>> begin
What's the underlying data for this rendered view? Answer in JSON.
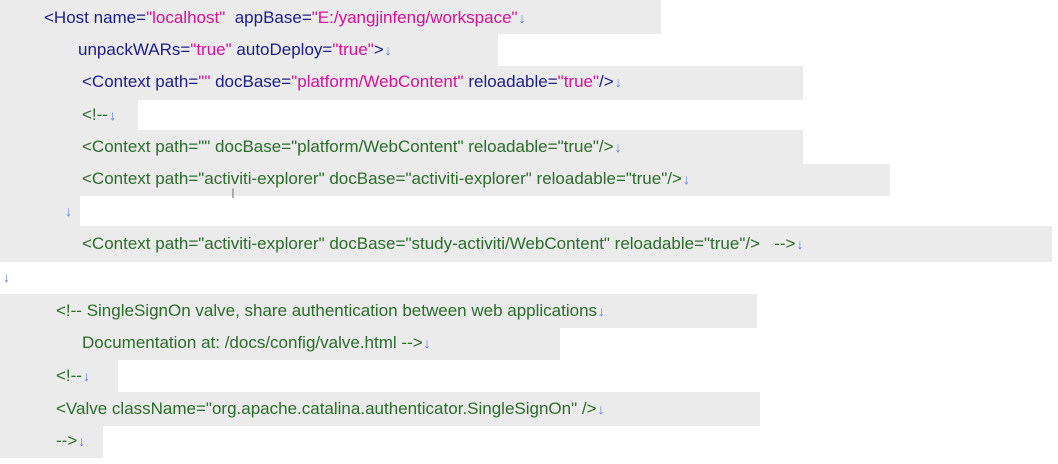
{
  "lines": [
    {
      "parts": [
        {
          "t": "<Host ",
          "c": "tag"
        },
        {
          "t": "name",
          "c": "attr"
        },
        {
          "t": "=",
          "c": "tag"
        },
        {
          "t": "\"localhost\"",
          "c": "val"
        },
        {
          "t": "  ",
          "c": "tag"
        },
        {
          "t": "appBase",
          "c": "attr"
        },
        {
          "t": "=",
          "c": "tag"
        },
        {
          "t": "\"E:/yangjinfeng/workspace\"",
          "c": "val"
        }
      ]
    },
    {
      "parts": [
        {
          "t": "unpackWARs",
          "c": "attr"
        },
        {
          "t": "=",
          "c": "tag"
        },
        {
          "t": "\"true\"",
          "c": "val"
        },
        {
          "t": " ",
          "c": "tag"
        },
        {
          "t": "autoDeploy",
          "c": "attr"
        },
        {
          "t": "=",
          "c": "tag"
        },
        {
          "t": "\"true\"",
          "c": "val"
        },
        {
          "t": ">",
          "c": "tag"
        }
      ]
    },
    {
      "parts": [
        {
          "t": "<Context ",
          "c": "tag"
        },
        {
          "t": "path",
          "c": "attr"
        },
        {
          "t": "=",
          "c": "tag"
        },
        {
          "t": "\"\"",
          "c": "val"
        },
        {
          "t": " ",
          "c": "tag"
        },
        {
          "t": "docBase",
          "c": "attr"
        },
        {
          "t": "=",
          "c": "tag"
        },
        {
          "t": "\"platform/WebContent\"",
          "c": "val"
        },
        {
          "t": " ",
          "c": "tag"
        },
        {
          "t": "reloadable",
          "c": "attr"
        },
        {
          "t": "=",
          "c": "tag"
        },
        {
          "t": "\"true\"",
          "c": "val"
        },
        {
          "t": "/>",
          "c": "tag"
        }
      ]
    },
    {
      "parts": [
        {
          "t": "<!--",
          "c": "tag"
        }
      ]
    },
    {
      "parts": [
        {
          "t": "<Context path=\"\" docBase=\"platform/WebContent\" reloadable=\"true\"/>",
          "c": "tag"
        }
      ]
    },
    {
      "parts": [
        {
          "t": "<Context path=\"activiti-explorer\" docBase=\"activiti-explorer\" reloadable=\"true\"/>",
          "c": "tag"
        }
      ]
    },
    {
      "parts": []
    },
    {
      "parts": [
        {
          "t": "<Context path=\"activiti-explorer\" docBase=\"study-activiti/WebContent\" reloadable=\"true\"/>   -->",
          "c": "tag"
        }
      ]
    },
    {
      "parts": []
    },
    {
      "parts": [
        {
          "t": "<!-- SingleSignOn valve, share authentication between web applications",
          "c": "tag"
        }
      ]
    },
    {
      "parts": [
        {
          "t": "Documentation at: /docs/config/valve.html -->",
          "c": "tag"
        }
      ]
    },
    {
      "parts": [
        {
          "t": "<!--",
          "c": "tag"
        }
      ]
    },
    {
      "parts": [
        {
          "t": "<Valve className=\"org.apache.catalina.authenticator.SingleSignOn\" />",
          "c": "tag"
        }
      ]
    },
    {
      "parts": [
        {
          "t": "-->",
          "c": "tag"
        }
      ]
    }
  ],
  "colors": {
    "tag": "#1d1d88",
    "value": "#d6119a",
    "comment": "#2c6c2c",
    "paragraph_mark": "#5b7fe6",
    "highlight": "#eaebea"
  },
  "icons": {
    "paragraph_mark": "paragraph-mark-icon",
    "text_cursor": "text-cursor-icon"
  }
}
>> end
**EXERCISE AIM:**
Give only the number of lines above that hold the string "path".

**ANSWER:**
4